━━━━━ PROVIDED PASSAGE ━━━━━

Perhaps one of the biggest challenges facing all of us is how much these scores have to do with good or bad people in positions of power. There are many leaders on this planet who do not care whether their countries act in the best interest of their citizens. Many care only whether they have power and riches, and militaries that give them even more power and riches. Once a leader can grab a little bit of power, it becomes easier for them to grab more of it, and to justify that they need that power to get something done. That’s why we are seeing countries across the board slowly consolidate power.
Our challenge has always been, and continues to be, keeping those bad actors out of power, and providing enough checks and balances so they cannot take power away from everyone else for their own gain, while promoting good leaders who can take into consideration the needs of the whole country to thrive. We’ve been struggling to do this for all of human history!
But I’m making the full spreadsheet available to you so you can sort it by the metrics you find most valuable and come to your own conclusions about the world. I wanted to have this data all in one place, rather than in a million World Bank datasets, so it would be available to all of us however we wish to use it.
Thanks for reading,
P.S. A note about rankings I didn’t include in my final score:
You’ll notice my spreadsheet has two sheets I didn’t mention above: One labeled “AlphaGeo” and the other labeled “social protections.”
I’m a big fan of Parag Khanna, and his Periodic Table of States (PTOS) tried to do something similar to what I did here, combining many different metrics into one complete state score. I added an extra tab to my spreadsheet so I could see his scores compared to other rankings, but I didn’t incorporate them into my final scores for two reasons: First, because he appears to use a lot of the same sources I did (WGI, HDI, GNI) though without the indices on democracy and human rights (Freedom House and V-DEM). But most importantly, because I can’t tell what other metrics he might be using or how he is weighting them.
He says he scores countries on “innovation,” “energy self-sufficiency,” and “industrial capability,” for instance, but I can’t tell what numbers he is using to rate those things. “Military capability” is another yardstick he uses, but how is that weighted compared with “prosperity”? If he ranked the whole thing on “industrial capability,” that would return very different results than if he weighted “social progress” more highly. We have no way of knowing, as he doesn’t expose his methodology.

━━━━━ DATA EXCERPTS ━━━━━

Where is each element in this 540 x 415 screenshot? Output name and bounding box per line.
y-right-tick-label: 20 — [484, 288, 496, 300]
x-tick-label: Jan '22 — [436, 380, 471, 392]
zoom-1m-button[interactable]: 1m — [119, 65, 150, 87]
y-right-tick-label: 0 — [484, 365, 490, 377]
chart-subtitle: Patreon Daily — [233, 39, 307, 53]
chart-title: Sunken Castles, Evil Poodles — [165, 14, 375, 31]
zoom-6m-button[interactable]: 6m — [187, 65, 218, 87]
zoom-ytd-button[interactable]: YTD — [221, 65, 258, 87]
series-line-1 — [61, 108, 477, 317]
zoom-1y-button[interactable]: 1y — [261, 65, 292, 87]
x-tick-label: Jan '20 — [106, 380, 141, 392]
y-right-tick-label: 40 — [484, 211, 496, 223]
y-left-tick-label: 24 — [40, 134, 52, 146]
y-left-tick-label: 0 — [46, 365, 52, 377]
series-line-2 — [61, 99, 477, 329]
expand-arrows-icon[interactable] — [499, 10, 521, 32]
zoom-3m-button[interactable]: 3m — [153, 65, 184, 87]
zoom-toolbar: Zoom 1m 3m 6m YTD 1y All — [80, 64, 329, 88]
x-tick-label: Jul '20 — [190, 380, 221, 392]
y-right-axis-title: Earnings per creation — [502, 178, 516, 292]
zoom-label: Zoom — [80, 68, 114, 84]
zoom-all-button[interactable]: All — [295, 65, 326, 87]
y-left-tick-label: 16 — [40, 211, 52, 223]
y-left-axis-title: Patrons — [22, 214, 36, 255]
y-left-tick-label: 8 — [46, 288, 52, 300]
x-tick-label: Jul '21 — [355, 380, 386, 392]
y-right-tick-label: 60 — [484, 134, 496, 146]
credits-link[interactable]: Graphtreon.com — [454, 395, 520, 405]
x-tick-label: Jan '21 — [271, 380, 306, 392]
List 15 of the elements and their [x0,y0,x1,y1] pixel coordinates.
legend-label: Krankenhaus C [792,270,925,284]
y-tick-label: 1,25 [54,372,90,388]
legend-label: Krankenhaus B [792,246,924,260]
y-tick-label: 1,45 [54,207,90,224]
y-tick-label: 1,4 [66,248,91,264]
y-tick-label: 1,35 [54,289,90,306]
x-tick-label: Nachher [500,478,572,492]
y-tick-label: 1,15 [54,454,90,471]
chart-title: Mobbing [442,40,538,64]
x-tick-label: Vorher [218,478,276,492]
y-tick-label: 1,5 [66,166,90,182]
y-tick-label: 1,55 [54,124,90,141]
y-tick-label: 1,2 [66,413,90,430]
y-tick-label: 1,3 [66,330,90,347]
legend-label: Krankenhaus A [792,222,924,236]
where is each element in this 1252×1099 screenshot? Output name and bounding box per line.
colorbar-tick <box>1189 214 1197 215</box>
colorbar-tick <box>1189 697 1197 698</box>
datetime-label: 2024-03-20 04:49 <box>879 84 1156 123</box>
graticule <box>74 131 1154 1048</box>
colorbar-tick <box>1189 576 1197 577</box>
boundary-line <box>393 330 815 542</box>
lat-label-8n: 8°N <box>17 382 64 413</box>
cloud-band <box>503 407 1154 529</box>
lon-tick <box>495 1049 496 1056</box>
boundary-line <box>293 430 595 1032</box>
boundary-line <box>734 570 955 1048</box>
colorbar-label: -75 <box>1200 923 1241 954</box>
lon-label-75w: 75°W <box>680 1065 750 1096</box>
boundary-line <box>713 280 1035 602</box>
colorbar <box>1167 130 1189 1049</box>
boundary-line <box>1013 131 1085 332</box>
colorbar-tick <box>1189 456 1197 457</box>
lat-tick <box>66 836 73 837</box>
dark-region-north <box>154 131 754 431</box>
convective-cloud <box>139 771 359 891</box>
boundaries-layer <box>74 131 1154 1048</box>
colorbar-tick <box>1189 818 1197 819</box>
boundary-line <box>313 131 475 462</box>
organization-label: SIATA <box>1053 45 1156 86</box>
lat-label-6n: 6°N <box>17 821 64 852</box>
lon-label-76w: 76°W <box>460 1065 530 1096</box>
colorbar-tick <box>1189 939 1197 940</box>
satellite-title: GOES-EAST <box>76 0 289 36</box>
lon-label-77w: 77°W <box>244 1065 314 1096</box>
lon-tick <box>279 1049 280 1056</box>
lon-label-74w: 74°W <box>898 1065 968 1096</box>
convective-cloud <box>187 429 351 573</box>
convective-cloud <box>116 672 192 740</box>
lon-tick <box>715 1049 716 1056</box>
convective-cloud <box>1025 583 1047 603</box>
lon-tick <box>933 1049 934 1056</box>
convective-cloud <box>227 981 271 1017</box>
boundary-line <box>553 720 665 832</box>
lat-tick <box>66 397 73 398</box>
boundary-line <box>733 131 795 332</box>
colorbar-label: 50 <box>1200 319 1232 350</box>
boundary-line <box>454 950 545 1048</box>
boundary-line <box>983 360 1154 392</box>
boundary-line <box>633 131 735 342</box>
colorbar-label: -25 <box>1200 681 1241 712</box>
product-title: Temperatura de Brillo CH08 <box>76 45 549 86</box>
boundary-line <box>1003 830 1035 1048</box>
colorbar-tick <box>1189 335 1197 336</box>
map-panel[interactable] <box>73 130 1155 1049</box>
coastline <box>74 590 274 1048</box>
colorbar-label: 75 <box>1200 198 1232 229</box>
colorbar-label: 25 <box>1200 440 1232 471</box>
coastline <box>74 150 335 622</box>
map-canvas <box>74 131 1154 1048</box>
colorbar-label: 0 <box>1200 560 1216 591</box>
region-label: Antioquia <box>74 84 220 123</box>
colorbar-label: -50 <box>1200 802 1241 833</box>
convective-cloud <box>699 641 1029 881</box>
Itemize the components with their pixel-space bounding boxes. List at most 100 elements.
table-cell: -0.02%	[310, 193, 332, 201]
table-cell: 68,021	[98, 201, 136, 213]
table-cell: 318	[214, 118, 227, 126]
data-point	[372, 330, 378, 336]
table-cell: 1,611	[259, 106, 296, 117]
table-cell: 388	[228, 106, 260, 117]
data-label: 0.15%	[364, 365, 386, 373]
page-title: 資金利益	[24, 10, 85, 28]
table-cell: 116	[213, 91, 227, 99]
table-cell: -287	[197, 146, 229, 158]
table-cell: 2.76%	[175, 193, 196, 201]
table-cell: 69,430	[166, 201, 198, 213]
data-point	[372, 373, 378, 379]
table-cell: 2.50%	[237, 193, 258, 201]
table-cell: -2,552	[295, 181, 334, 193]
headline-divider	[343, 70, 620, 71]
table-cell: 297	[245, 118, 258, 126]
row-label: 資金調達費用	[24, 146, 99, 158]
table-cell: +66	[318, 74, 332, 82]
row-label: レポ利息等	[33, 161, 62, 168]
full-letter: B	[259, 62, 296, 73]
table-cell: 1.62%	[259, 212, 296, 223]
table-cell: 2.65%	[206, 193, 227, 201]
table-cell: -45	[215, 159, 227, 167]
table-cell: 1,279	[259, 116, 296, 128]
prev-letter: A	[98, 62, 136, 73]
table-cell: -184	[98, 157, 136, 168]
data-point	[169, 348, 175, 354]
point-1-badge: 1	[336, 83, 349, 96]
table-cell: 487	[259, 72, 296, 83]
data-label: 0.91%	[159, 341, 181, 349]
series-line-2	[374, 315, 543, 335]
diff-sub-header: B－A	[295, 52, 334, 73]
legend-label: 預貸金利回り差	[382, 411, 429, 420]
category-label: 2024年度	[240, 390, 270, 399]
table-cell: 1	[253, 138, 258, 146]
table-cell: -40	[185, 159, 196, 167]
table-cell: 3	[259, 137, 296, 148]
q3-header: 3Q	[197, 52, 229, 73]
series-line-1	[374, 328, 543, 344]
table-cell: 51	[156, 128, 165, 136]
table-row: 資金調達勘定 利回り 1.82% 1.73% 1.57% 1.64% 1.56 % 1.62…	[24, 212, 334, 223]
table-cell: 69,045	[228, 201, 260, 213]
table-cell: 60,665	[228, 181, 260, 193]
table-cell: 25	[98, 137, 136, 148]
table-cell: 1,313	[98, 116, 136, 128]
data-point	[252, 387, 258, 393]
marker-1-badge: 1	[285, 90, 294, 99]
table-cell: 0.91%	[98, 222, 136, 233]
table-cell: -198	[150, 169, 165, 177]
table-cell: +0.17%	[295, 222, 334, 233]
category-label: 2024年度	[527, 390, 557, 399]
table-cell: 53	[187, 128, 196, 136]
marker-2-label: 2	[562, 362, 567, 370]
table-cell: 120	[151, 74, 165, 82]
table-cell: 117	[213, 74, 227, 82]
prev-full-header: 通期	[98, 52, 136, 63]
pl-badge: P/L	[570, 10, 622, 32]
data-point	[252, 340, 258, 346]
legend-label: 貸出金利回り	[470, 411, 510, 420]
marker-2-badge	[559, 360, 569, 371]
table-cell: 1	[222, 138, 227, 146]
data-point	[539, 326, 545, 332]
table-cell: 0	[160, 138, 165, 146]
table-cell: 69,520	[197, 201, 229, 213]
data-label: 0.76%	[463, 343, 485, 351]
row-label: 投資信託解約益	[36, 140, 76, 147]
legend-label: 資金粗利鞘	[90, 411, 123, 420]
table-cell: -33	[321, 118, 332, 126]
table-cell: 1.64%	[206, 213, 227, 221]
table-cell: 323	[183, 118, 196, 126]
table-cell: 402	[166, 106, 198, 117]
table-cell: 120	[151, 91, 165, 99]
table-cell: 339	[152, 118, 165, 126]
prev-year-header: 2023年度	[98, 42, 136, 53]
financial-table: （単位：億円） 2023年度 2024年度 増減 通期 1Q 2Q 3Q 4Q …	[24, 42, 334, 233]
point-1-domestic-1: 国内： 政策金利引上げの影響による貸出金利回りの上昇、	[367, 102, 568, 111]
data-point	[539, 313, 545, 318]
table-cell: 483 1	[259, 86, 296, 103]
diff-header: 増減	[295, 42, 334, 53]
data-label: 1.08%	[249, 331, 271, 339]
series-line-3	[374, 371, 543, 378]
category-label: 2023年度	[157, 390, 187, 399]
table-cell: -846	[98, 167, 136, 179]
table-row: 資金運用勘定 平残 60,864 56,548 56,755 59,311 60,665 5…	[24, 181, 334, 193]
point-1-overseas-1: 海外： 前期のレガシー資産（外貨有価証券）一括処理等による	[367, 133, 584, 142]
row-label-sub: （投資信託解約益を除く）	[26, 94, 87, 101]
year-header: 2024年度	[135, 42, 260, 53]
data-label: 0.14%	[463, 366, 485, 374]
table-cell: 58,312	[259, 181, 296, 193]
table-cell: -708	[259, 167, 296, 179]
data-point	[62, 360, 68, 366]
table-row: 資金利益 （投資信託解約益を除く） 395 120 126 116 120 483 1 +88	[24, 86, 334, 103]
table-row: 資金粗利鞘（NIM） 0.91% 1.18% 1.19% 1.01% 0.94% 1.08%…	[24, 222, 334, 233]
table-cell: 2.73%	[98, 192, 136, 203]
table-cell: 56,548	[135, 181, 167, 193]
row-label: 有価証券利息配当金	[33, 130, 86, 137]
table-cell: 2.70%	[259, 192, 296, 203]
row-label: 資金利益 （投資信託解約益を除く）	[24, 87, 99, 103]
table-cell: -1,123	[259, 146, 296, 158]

━━━━━

THE TASK: Can you take the post on country scores and Parag Khanna's rankings further, picking up right after its last sentence?

WRITTEN ANSWER:
Khanna’s company AlphaGeo provides businesses and governments with a data-comprehensive overview of whether any given country is stable enough to put your next manufacturing facility, or sign a multi-decade trade agreement with. I think this is the best way to understand his PTOS ranking: It serves a business clientele more than a citizen.
I also included a tab for the International Labor Organization’s 2025 report, which provides really extensive data on what percent of a population receives healthcare, social security/pensions, workers’ comp/unemployment, disability support, as well as child and maternal support. While this is a comprehensive look at how citizens are protected in each country, and by what, it doesn’t tell us the quality of that protection. Just because 80% of the population is covered with universal healthcare, for instance, doesn’t mean that healthcare is good, and just because 100% of the population has access to a pension doesn’t mean it’s a livable wage. Two countries might say 100% of children have access to a social benefit, but in one country that might mean children get one year of coverage, while in another, children get 18. And what that coverage is, we don’t know.
I wanted to include this report because it’s an interesting datapoint to see which countries are covered the most/least from gaps in governance/economics, but I don’t consider it part of the total score because it’s not good enough to tell us how good/bad a country is at protecting citizens from those gaps.